= PROBLEM DETAILS =
Give every line from the entries that contains "HIGH".

= RECORDS FOR THE TASK =
━━━
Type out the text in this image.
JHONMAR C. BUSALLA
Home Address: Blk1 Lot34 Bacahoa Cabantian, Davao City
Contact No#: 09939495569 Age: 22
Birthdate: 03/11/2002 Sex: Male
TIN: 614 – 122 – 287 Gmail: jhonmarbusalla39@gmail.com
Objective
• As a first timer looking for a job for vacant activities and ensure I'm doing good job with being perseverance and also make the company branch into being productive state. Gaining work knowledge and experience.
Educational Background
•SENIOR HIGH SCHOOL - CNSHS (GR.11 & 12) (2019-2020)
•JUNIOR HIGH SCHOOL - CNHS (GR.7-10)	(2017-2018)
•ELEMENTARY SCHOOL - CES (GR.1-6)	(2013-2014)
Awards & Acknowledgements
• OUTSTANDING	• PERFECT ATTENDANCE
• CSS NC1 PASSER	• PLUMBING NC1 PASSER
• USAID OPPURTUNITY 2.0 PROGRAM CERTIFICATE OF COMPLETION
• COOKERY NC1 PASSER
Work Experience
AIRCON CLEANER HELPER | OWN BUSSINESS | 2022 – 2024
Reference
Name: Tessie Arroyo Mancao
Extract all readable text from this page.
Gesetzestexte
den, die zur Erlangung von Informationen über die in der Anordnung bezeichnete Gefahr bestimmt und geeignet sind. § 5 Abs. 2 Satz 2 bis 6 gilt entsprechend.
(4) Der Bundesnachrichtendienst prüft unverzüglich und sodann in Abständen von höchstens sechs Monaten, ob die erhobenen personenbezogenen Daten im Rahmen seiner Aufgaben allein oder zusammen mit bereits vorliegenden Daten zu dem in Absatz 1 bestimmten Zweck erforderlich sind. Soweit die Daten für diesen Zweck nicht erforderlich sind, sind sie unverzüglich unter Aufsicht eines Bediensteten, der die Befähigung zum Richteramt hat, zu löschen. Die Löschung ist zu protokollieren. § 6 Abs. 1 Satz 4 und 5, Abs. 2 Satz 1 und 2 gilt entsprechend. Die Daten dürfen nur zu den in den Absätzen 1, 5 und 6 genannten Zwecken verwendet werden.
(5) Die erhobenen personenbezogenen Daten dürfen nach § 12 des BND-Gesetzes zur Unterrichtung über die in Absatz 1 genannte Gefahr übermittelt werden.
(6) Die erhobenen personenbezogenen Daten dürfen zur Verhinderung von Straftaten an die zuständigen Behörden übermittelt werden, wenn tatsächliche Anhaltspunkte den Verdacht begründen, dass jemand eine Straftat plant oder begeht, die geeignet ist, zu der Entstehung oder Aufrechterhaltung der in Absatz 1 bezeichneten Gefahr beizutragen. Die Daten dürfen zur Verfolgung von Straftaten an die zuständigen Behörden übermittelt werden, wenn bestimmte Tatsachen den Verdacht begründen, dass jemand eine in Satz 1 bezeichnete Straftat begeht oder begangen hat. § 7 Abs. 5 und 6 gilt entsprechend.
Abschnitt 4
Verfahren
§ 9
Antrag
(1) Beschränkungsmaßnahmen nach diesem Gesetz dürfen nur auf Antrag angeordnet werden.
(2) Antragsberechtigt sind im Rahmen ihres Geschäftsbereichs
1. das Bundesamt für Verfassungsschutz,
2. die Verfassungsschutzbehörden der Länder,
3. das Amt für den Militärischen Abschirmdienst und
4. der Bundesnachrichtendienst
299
━━━
= TASK RESPONSE =
•SENIOR HIGH SCHOOL - CNSHS (GR.11 & 12) (2019-2020)
•JUNIOR HIGH SCHOOL - CNHS (GR.7-10)	(2017-2018)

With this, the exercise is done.